§ GIVEN PROBLEM
Copy every line that contains the string "this" from the entries below.

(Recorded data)
##########
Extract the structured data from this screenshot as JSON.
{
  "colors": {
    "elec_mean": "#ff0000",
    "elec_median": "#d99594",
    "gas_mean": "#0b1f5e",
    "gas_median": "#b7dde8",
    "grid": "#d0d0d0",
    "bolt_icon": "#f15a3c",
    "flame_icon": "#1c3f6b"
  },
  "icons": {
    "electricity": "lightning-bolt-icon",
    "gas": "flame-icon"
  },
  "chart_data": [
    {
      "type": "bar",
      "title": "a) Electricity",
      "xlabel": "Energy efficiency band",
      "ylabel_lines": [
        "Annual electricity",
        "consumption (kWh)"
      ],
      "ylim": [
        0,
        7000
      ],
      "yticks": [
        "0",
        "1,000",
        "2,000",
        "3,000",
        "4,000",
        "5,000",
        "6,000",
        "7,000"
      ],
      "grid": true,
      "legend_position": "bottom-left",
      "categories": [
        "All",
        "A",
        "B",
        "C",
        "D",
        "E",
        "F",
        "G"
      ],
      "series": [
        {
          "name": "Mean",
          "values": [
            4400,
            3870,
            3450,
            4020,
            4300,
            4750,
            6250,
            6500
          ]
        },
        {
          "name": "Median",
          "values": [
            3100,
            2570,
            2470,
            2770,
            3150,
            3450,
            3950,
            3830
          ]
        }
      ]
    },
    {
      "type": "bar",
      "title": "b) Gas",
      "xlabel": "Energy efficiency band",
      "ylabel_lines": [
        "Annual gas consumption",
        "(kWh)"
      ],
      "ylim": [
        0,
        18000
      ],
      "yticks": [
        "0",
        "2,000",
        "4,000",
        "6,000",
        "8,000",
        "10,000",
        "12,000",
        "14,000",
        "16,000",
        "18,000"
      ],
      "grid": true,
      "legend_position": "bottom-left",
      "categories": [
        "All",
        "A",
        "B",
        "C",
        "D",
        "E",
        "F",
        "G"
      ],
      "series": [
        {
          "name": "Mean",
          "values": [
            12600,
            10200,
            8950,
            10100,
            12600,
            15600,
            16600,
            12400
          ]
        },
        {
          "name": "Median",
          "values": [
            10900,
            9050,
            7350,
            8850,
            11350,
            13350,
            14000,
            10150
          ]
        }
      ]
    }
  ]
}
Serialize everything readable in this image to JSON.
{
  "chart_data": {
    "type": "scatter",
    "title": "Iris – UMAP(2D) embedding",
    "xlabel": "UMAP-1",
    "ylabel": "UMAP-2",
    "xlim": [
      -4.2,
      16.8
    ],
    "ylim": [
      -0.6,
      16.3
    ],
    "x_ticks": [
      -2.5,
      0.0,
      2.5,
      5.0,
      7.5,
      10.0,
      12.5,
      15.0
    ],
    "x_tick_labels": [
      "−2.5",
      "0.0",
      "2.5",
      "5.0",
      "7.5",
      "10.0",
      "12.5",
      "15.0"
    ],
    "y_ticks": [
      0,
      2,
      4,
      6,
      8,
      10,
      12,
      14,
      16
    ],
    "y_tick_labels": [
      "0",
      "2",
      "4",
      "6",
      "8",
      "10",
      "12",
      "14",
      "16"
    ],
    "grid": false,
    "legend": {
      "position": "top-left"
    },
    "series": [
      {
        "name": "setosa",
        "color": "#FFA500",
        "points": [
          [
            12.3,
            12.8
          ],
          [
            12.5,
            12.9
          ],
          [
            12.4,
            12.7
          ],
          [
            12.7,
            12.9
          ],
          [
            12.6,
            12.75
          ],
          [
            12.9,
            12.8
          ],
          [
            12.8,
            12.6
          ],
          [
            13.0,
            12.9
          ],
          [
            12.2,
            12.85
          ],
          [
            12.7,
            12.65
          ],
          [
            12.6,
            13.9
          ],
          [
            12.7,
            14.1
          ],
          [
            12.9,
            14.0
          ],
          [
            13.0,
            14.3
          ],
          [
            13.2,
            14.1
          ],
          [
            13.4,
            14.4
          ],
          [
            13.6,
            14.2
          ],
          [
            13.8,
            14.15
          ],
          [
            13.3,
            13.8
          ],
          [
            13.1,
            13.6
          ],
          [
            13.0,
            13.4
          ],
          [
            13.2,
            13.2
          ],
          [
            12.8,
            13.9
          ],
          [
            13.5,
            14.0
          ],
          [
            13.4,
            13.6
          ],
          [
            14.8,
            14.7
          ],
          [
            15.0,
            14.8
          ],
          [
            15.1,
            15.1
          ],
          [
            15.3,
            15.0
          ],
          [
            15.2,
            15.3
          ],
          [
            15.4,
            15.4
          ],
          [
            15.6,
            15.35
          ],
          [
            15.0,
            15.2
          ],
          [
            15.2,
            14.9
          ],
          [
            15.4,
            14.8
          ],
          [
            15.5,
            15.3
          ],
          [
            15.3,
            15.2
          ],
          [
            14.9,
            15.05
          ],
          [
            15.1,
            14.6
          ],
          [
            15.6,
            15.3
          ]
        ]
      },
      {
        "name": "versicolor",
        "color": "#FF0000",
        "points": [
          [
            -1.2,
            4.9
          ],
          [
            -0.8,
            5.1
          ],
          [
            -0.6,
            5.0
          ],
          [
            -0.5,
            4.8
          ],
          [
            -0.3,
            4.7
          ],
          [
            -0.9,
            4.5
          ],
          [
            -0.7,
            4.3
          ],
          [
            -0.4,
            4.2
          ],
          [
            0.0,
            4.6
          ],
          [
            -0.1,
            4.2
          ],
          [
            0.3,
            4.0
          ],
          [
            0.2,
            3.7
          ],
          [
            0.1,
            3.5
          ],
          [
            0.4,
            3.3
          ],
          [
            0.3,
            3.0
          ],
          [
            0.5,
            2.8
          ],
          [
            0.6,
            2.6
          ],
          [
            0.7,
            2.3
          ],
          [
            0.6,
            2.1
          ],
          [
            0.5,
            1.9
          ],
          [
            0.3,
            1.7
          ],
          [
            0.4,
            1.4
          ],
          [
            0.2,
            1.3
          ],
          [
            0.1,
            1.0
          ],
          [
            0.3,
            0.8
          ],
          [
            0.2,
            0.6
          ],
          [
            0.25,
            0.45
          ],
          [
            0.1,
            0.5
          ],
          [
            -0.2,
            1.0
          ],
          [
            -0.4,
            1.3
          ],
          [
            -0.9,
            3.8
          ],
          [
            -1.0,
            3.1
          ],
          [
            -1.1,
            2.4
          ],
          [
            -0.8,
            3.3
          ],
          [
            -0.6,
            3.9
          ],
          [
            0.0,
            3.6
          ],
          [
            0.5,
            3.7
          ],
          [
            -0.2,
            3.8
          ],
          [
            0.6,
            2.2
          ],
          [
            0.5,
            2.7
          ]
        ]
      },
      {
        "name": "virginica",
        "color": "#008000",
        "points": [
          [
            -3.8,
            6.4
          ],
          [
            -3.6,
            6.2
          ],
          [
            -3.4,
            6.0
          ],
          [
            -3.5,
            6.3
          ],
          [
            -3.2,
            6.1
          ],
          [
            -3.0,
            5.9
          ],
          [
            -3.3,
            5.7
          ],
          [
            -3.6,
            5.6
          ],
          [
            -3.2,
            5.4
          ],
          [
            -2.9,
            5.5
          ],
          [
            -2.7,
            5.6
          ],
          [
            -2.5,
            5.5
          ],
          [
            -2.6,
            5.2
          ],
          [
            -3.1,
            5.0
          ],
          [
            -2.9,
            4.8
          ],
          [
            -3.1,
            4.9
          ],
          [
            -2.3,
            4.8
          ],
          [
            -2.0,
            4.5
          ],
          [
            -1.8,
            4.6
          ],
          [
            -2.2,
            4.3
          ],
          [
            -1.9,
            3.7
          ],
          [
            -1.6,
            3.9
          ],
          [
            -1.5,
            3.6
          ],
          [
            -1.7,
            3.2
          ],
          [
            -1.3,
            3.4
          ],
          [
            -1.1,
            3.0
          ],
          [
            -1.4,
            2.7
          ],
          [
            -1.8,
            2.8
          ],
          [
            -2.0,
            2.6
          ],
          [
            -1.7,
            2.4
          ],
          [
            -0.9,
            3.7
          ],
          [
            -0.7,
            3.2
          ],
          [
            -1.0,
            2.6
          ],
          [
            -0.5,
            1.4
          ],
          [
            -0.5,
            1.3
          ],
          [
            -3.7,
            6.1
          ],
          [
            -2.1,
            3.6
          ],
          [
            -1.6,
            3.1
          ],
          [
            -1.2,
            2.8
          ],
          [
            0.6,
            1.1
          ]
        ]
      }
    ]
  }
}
##########
§ EXERCISE ANSWER
Extract the structured data from this screenshot as JSON.
Serialize everything readable in this image to JSON.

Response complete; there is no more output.